**Goal:** Print all of the data exactly.
[BEGIN Supplied material]
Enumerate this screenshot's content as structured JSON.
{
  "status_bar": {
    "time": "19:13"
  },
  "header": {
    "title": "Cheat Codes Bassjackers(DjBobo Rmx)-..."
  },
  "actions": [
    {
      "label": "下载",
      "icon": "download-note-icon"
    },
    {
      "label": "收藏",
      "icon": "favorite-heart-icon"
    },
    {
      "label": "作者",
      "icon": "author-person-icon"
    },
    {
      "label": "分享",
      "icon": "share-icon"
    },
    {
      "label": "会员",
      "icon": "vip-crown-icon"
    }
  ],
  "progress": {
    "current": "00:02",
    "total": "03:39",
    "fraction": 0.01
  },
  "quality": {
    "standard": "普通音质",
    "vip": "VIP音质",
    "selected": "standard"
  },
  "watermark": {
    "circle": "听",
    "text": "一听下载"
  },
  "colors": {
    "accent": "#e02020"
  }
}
[END Supplied material]
**Task response:**
Enumerate this screenshot's content as structured JSON.
{
  "status_bar": {
    "time": "19:13"
  },
  "header": {
    "title": "Cheat Codes Bassjackers(DjBobo Rmx)-..."
  },
  "actions": [
    {
      "label": "下载",
      "icon": "download-note-icon"
    },
    {
      "label": "收藏",
      "icon": "favorite-heart-icon"
    },
    {
      "label": "作者",
      "icon": "author-person-icon"
    },
    {
      "label": "分享",
      "icon": "share-icon"
    },
    {
      "label": "会员",
      "icon": "vip-crown-icon"
    }
  ],
  "progress": {
    "current": "00:02",
    "total": "03:39",
    "fraction": 0.01
  },
  "quality": {
    "standard": "普通音质",
    "vip": "VIP音质",
    "selected": "standard"
  },
  "watermark": {
    "circle": "听",
    "text": "一听下载"
  },
  "colors": {
    "accent": "#e02020"
  }
}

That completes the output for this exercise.